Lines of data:
====
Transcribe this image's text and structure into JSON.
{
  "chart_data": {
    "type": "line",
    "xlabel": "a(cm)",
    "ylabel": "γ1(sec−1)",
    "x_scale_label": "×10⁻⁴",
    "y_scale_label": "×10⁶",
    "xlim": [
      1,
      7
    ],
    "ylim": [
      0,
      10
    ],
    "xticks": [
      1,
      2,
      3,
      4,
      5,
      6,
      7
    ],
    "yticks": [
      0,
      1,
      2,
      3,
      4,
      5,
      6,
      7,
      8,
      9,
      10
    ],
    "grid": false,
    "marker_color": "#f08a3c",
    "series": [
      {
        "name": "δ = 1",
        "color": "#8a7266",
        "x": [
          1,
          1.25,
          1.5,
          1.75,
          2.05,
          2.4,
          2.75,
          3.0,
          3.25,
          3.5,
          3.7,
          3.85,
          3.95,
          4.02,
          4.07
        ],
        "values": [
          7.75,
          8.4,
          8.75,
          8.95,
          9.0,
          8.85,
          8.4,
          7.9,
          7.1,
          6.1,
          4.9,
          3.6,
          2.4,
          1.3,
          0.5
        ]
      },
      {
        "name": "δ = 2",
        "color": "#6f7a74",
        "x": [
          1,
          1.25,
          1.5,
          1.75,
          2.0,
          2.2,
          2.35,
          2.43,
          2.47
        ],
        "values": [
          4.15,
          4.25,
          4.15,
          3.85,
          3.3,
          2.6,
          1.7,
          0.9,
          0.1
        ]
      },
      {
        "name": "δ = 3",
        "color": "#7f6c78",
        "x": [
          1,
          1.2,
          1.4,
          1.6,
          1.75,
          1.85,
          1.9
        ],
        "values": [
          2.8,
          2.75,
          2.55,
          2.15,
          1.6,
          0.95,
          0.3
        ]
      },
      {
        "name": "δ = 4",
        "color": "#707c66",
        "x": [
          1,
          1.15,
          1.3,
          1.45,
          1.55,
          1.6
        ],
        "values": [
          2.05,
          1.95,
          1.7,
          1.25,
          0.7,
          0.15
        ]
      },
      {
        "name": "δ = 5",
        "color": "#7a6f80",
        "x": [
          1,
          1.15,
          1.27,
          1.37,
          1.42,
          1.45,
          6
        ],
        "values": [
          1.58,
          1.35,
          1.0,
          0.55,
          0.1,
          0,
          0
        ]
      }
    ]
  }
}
====
Problem statement: Type out the whole listing above again, exactly as it stands.

Solution for this exercise:
Transcribe this image's text and structure into JSON.
{
  "chart_data": {
    "type": "line",
    "xlabel": "a(cm)",
    "ylabel": "γ1(sec−1)",
    "x_scale_label": "×10⁻⁴",
    "y_scale_label": "×10⁶",
    "xlim": [
      1,
      7
    ],
    "ylim": [
      0,
      10
    ],
    "xticks": [
      1,
      2,
      3,
      4,
      5,
      6,
      7
    ],
    "yticks": [
      0,
      1,
      2,
      3,
      4,
      5,
      6,
      7,
      8,
      9,
      10
    ],
    "grid": false,
    "marker_color": "#f08a3c",
    "series": [
      {
        "name": "δ = 1",
        "color": "#8a7266",
        "x": [
          1,
          1.25,
          1.5,
          1.75,
          2.05,
          2.4,
          2.75,
          3.0,
          3.25,
          3.5,
          3.7,
          3.85,
          3.95,
          4.02,
          4.07
        ],
        "values": [
          7.75,
          8.4,
          8.75,
          8.95,
          9.0,
          8.85,
          8.4,
          7.9,
          7.1,
          6.1,
          4.9,
          3.6,
          2.4,
          1.3,
          0.5
        ]
      },
      {
        "name": "δ = 2",
        "color": "#6f7a74",
        "x": [
          1,
          1.25,
          1.5,
          1.75,
          2.0,
          2.2,
          2.35,
          2.43,
          2.47
        ],
        "values": [
          4.15,
          4.25,
          4.15,
          3.85,
          3.3,
          2.6,
          1.7,
          0.9,
          0.1
        ]
      },
      {
        "name": "δ = 3",
        "color": "#7f6c78",
        "x": [
          1,
          1.2,
          1.4,
          1.6,
          1.75,
          1.85,
          1.9
        ],
        "values": [
          2.8,
          2.75,
          2.55,
          2.15,
          1.6,
          0.95,
          0.3
        ]
      },
      {
        "name": "δ = 4",
        "color": "#707c66",
        "x": [
          1,
          1.15,
          1.3,
          1.45,
          1.55,
          1.6
        ],
        "values": [
          2.05,
          1.95,
          1.7,
          1.25,
          0.7,
          0.15
        ]
      },
      {
        "name": "δ = 5",
        "color": "#7a6f80",
        "x": [
          1,
          1.15,
          1.27,
          1.37,
          1.42,
          1.45,
          6
        ],
        "values": [
          1.58,
          1.35,
          1.0,
          0.55,
          0.1,
          0,
          0
        ]
      }
    ]
  }
}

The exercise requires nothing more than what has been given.